:: Stored rows

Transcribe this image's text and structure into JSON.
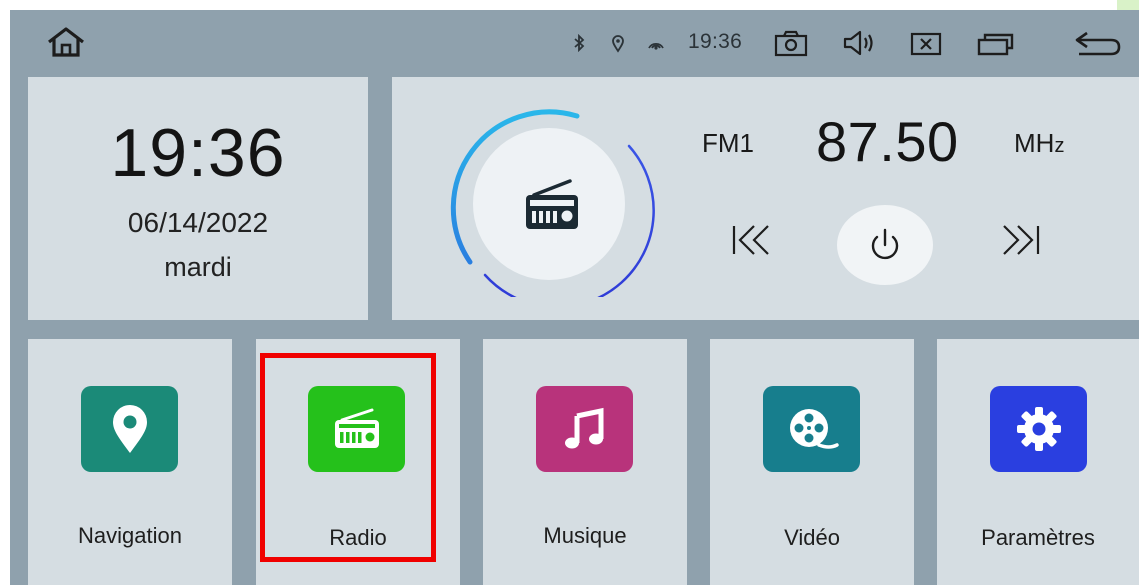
{
  "status_bar": {
    "time": "19:36",
    "icons": [
      "home-icon",
      "bluetooth-icon",
      "location-icon",
      "signal-icon",
      "camera-icon",
      "volume-icon",
      "close-box-icon",
      "windows-icon",
      "back-icon"
    ]
  },
  "clock_widget": {
    "time": "19:36",
    "date": "06/14/2022",
    "day": "mardi"
  },
  "radio_widget": {
    "band": "FM1",
    "frequency": "87.50",
    "unit_main": "MH",
    "unit_sub": "z",
    "controls": [
      "previous-icon",
      "power-icon",
      "next-icon"
    ]
  },
  "apps": [
    {
      "label": "Navigation",
      "icon": "location-pin-icon",
      "color": "#1b8a78"
    },
    {
      "label": "Radio",
      "icon": "radio-icon",
      "color": "#25c11b"
    },
    {
      "label": "Musique",
      "icon": "music-note-icon",
      "color": "#b8337b"
    },
    {
      "label": "Vidéo",
      "icon": "film-reel-icon",
      "color": "#177e8d"
    },
    {
      "label": "Paramètres",
      "icon": "gear-icon",
      "color": "#2a3fe0"
    }
  ],
  "highlight_color": "#f00000"
}
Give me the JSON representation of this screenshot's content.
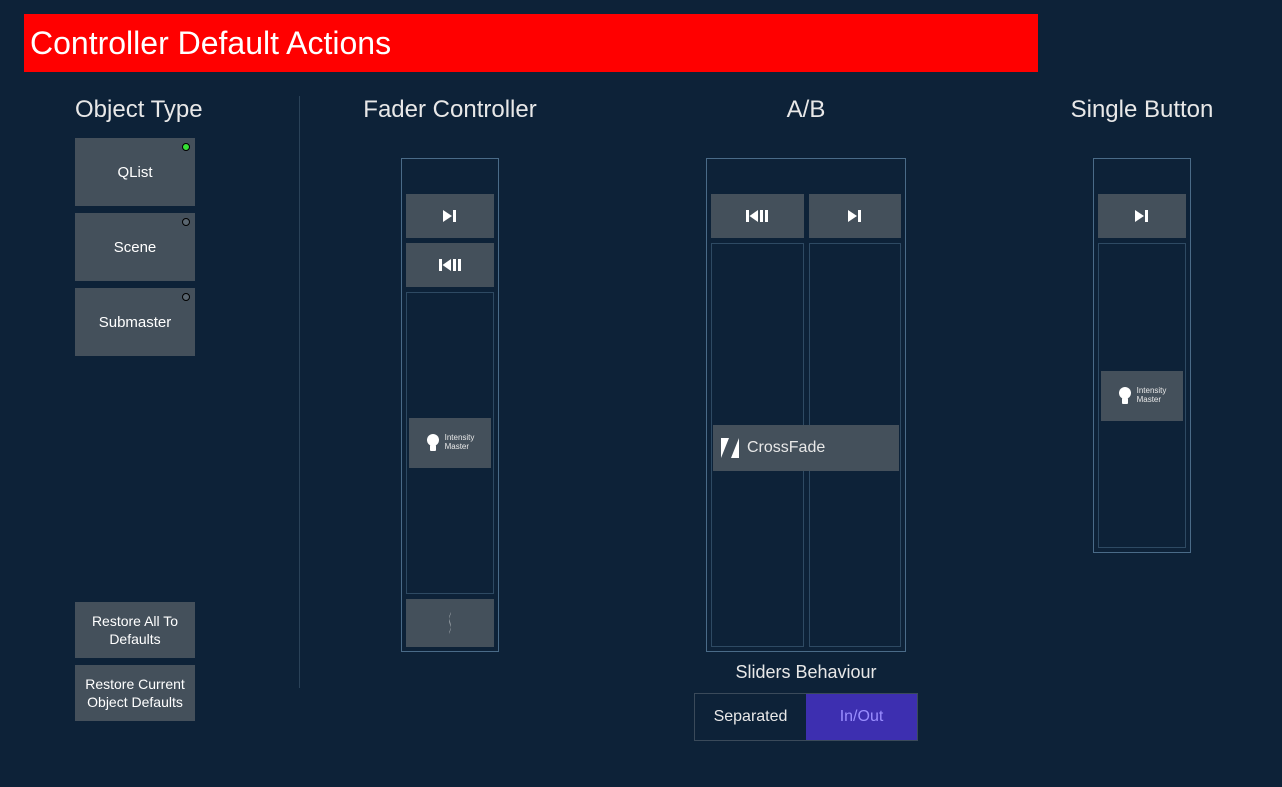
{
  "banner": {
    "title": "Controller Default Actions"
  },
  "sidebar": {
    "heading": "Object Type",
    "types": [
      {
        "label": "QList",
        "active": true
      },
      {
        "label": "Scene",
        "active": false
      },
      {
        "label": "Submaster",
        "active": false
      }
    ],
    "restore_all": "Restore All To Defaults",
    "restore_current": "Restore Current Object Defaults"
  },
  "columns": {
    "fader": {
      "heading": "Fader Controller",
      "intensity_line1": "Intensity",
      "intensity_line2": "Master"
    },
    "ab": {
      "heading": "A/B",
      "crossfade": "CrossFade",
      "sliders_heading": "Sliders Behaviour",
      "opt_separated": "Separated",
      "opt_inout": "In/Out",
      "selected": "In/Out"
    },
    "single": {
      "heading": "Single Button",
      "intensity_line1": "Intensity",
      "intensity_line2": "Master"
    }
  },
  "colors": {
    "background": "#0d2238",
    "banner": "#ff0000",
    "button": "#44505b",
    "accent": "#3d2fb0"
  }
}
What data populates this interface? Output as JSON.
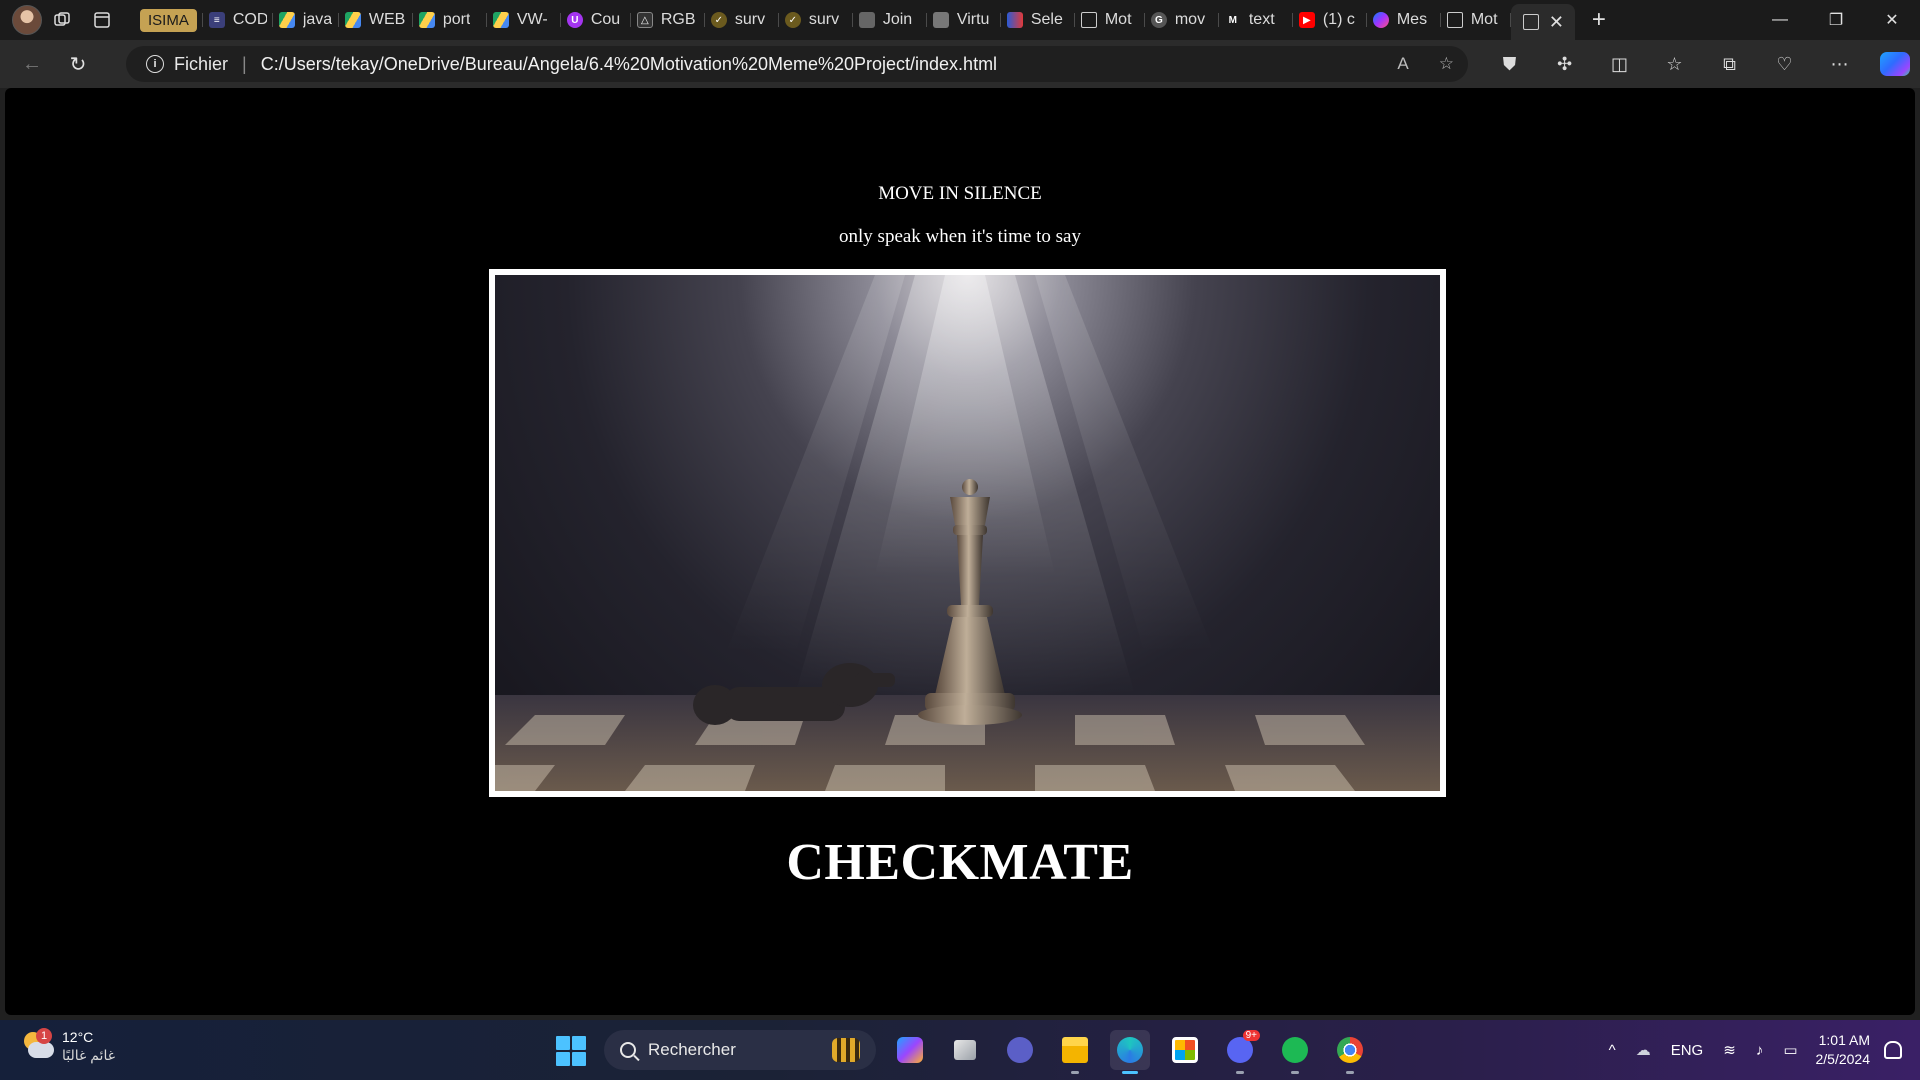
{
  "colors": {
    "tabstrip_bg": "#1b1b1b",
    "toolbar_bg": "#2b2b2b",
    "page_bg": "#000000",
    "page_text": "#ffffff",
    "group_chip": "#c5a253",
    "start_blue": "#4cc2ff"
  },
  "tabstrip": {
    "group_label": "ISIMA",
    "tabs": [
      {
        "label": "COD",
        "icon": "list-icon"
      },
      {
        "label": "java",
        "icon": "drive-icon"
      },
      {
        "label": "WEB",
        "icon": "drive-icon"
      },
      {
        "label": "port",
        "icon": "drive-icon"
      },
      {
        "label": "VW-",
        "icon": "drive-icon"
      },
      {
        "label": "Cou",
        "icon": "udemy-icon"
      },
      {
        "label": "RGB",
        "icon": "diagram-icon"
      },
      {
        "label": "surv",
        "icon": "survey-icon"
      },
      {
        "label": "surv",
        "icon": "survey-icon"
      },
      {
        "label": "Join",
        "icon": "site-icon"
      },
      {
        "label": "Virtu",
        "icon": "site-icon"
      },
      {
        "label": "Sele",
        "icon": "site-icon"
      },
      {
        "label": "Mot",
        "icon": "page-icon"
      },
      {
        "label": "mov",
        "icon": "google-icon"
      },
      {
        "label": "text",
        "icon": "m-icon"
      },
      {
        "label": "(1) c",
        "icon": "youtube-icon"
      },
      {
        "label": "Mes",
        "icon": "messenger-icon"
      },
      {
        "label": "Mot",
        "icon": "page-icon"
      }
    ],
    "active_tab_icon": "page-icon",
    "new_tab_glyph": "+",
    "window": {
      "minimize": "—",
      "restore": "❐",
      "close": "✕"
    }
  },
  "toolbar": {
    "back_glyph": "←",
    "reload_glyph": "↻",
    "scheme_label": "Fichier",
    "url": "C:/Users/tekay/OneDrive/Bureau/Angela/6.4%20Motivation%20Meme%20Project/index.html",
    "read_aloud_glyph": "A",
    "favorite_glyph": "☆",
    "ext_glyphs": [
      "⛊",
      "✣",
      "◫",
      "☆",
      "⧉",
      "♡",
      "⋯"
    ]
  },
  "page": {
    "heading": "MOVE IN SILENCE",
    "subheading": "only speak when it's time to say",
    "image_alt": "chess-queen-spotlight",
    "title": "CHECKMATE"
  },
  "taskbar": {
    "weather_temp": "12°C",
    "weather_desc": "غائم غالبًا",
    "weather_badge": "1",
    "search_placeholder": "Rechercher",
    "discord_badge": "9+",
    "language": "ENG",
    "time": "1:01 AM",
    "date": "2/5/2024"
  }
}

::::

Find all lines with "Object" in them and copy each one.

    "heading": "Object Type",
    "restore_current": "Restore Current Object Defaults"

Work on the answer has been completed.